**Exercise**.
Go through the records and copy each line where the word "competence" occurs.

**Stored records**.
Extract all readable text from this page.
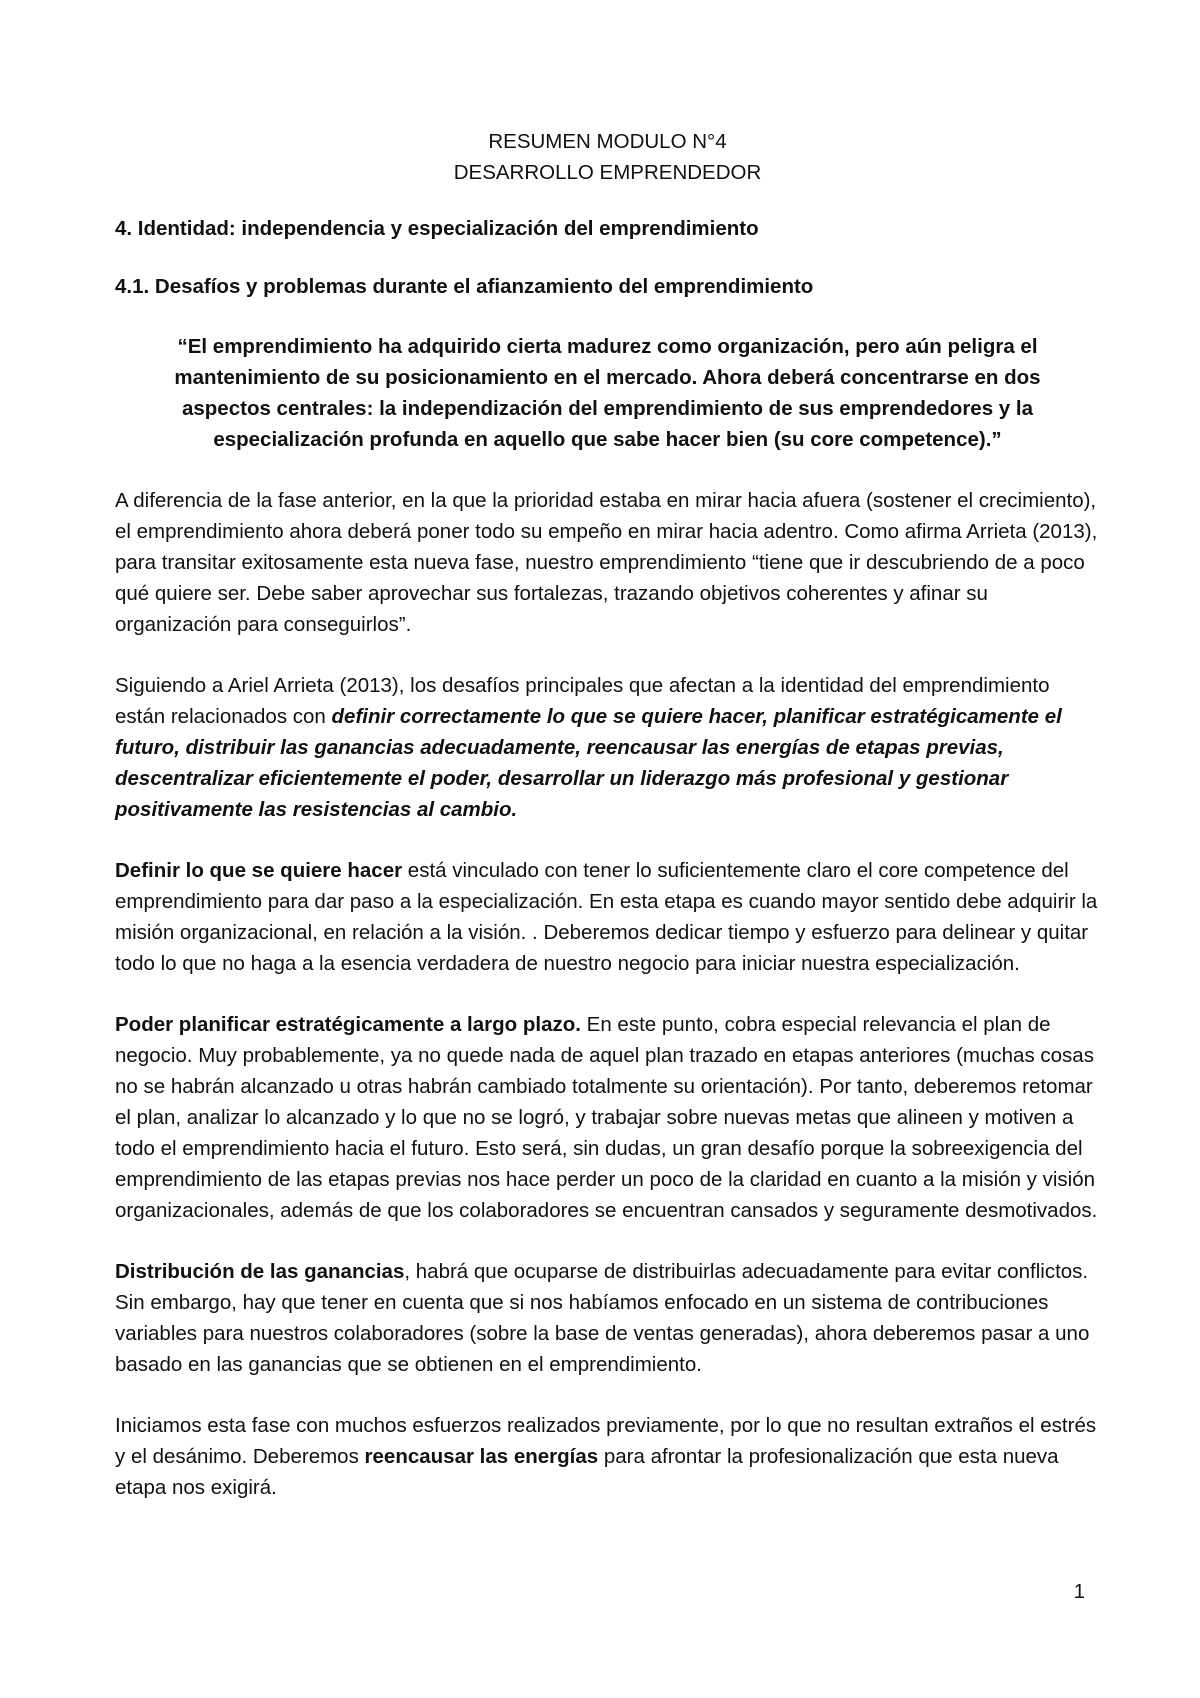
RESUMEN MODULO N°4
DESARROLLO EMPRENDEDOR
4. Identidad: independencia y especialización del emprendimiento
4.1. Desafíos y problemas durante el afianzamiento del emprendimiento
“El emprendimiento ha adquirido cierta madurez como organización, pero aún peligra el mantenimiento de su posicionamiento en el mercado. Ahora deberá concentrarse en dos aspectos centrales: la independización del emprendimiento de sus emprendedores y la especialización profunda en aquello que sabe hacer bien (su core competence).”

A diferencia de la fase anterior, en la que la prioridad estaba en mirar hacia afuera (sostener el crecimiento), el emprendimiento ahora deberá poner todo su empeño en mirar hacia adentro. Como afirma Arrieta (2013), para transitar exitosamente esta nueva fase, nuestro emprendimiento “tiene que ir descubriendo de a poco qué quiere ser. Debe saber aprovechar sus fortalezas, trazando objetivos coherentes y afinar su organización para conseguirlos”.

Siguiendo a Ariel Arrieta (2013), los desafíos principales que afectan a la identidad del emprendimiento están relacionados con definir correctamente lo que se quiere hacer, planificar estratégicamente el futuro, distribuir las ganancias adecuadamente, reencausar las energías de etapas previas, descentralizar eficientemente el poder, desarrollar un liderazgo más profesional y gestionar positivamente las resistencias al cambio.

Definir lo que se quiere hacer está vinculado con tener lo suficientemente claro el core competence del emprendimiento para dar paso a la especialización. En esta etapa es cuando mayor sentido debe adquirir la misión organizacional, en relación a la visión. . Deberemos dedicar tiempo y esfuerzo para delinear y quitar todo lo que no haga a la esencia verdadera de nuestro negocio para iniciar nuestra especialización.

Poder planificar estratégicamente a largo plazo. En este punto, cobra especial relevancia el plan de negocio. Muy probablemente, ya no quede nada de aquel plan trazado en etapas anteriores (muchas cosas no se habrán alcanzado u otras habrán cambiado totalmente su orientación). Por tanto, deberemos retomar el plan, analizar lo alcanzado y lo que no se logró, y trabajar sobre nuevas metas que alineen y motiven a todo el emprendimiento hacia el futuro. Esto será, sin dudas, un gran desafío porque la sobreexigencia del emprendimiento de las etapas previas nos hace perder un poco de la claridad en cuanto a la misión y visión organizacionales, además de que los colaboradores se encuentran cansados y seguramente desmotivados.

Distribución de las ganancias, habrá que ocuparse de distribuirlas adecuadamente para evitar conflictos. Sin embargo, hay que tener en cuenta que si nos habíamos enfocado en un sistema de contribuciones variables para nuestros colaboradores (sobre la base de ventas generadas), ahora deberemos pasar a uno basado en las ganancias que se obtienen en el emprendimiento.

Iniciamos esta fase con muchos esfuerzos realizados previamente, por lo que no resultan extraños el estrés y el desánimo. Deberemos reencausar las energías para afrontar la profesionalización que esta nueva etapa nos exigirá.

1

**Answer for the task**.
“El emprendimiento ha adquirido cierta madurez como organización, pero aún peligra el mantenimiento de su posicionamiento en el mercado. Ahora deberá concentrarse en dos aspectos centrales: la independización del emprendimiento de sus emprendedores y la especialización profunda en aquello que sabe hacer bien (su core competence).”
Definir lo que se quiere hacer está vinculado con tener lo suficientemente claro el core competence del emprendimiento para dar paso a la especialización. En esta etapa es cuando mayor sentido debe adquirir la misión organizacional, en relación a la visión. . Deberemos dedicar tiempo y esfuerzo para delinear y quitar todo lo que no haga a la esencia verdadera de nuestro negocio para iniciar nuestra especialización.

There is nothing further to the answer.